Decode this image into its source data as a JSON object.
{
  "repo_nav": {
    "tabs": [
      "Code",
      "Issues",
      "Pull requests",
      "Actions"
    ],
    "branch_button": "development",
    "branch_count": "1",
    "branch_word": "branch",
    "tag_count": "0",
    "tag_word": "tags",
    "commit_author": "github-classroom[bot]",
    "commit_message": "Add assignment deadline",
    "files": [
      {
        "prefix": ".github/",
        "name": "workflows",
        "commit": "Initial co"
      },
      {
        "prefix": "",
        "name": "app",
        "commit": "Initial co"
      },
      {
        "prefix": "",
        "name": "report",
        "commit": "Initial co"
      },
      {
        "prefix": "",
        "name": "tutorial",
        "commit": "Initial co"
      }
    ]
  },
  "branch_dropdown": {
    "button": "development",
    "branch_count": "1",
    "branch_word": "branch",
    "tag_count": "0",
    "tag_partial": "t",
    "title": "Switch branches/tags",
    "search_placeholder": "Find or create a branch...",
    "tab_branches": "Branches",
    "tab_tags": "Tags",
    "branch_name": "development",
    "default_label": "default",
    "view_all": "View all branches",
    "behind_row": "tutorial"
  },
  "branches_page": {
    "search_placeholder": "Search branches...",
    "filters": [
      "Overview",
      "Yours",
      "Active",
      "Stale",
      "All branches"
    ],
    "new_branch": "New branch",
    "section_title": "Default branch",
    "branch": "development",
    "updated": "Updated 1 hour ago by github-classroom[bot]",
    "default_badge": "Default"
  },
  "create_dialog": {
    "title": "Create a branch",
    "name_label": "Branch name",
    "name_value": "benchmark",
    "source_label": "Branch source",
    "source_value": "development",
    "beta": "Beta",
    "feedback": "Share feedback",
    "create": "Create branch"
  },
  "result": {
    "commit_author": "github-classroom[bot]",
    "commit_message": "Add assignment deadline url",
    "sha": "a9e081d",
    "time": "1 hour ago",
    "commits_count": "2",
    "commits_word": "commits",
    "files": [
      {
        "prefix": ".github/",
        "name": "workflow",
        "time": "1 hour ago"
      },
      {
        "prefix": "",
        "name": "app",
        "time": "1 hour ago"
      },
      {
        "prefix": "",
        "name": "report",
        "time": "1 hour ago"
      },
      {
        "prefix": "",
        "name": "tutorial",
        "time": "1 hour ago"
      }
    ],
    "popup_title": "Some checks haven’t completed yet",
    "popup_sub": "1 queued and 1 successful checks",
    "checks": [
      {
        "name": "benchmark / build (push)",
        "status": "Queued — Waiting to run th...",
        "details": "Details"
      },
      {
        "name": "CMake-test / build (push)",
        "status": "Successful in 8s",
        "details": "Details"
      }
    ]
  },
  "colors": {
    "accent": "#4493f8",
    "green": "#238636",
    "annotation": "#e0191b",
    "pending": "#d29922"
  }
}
··········
What the exercise asks: The records above should be restated word for word, please.

Exercise result:
Decode this image into its source data as a JSON object.
{
  "repo_nav": {
    "tabs": [
      "Code",
      "Issues",
      "Pull requests",
      "Actions"
    ],
    "branch_button": "development",
    "branch_count": "1",
    "branch_word": "branch",
    "tag_count": "0",
    "tag_word": "tags",
    "commit_author": "github-classroom[bot]",
    "commit_message": "Add assignment deadline",
    "files": [
      {
        "prefix": ".github/",
        "name": "workflows",
        "commit": "Initial co"
      },
      {
        "prefix": "",
        "name": "app",
        "commit": "Initial co"
      },
      {
        "prefix": "",
        "name": "report",
        "commit": "Initial co"
      },
      {
        "prefix": "",
        "name": "tutorial",
        "commit": "Initial co"
      }
    ]
  },
  "branch_dropdown": {
    "button": "development",
    "branch_count": "1",
    "branch_word": "branch",
    "tag_count": "0",
    "tag_partial": "t",
    "title": "Switch branches/tags",
    "search_placeholder": "Find or create a branch...",
    "tab_branches": "Branches",
    "tab_tags": "Tags",
    "branch_name": "development",
    "default_label": "default",
    "view_all": "View all branches",
    "behind_row": "tutorial"
  },
  "branches_page": {
    "search_placeholder": "Search branches...",
    "filters": [
      "Overview",
      "Yours",
      "Active",
      "Stale",
      "All branches"
    ],
    "new_branch": "New branch",
    "section_title": "Default branch",
    "branch": "development",
    "updated": "Updated 1 hour ago by github-classroom[bot]",
    "default_badge": "Default"
  },
  "create_dialog": {
    "title": "Create a branch",
    "name_label": "Branch name",
    "name_value": "benchmark",
    "source_label": "Branch source",
    "source_value": "development",
    "beta": "Beta",
    "feedback": "Share feedback",
    "create": "Create branch"
  },
  "result": {
    "commit_author": "github-classroom[bot]",
    "commit_message": "Add assignment deadline url",
    "sha": "a9e081d",
    "time": "1 hour ago",
    "commits_count": "2",
    "commits_word": "commits",
    "files": [
      {
        "prefix": ".github/",
        "name": "workflow",
        "time": "1 hour ago"
      },
      {
        "prefix": "",
        "name": "app",
        "time": "1 hour ago"
      },
      {
        "prefix": "",
        "name": "report",
        "time": "1 hour ago"
      },
      {
        "prefix": "",
        "name": "tutorial",
        "time": "1 hour ago"
      }
    ],
    "popup_title": "Some checks haven’t completed yet",
    "popup_sub": "1 queued and 1 successful checks",
    "checks": [
      {
        "name": "benchmark / build (push)",
        "status": "Queued — Waiting to run th...",
        "details": "Details"
      },
      {
        "name": "CMake-test / build (push)",
        "status": "Successful in 8s",
        "details": "Details"
      }
    ]
  },
  "colors": {
    "accent": "#4493f8",
    "green": "#238636",
    "annotation": "#e0191b",
    "pending": "#d29922"
  }
}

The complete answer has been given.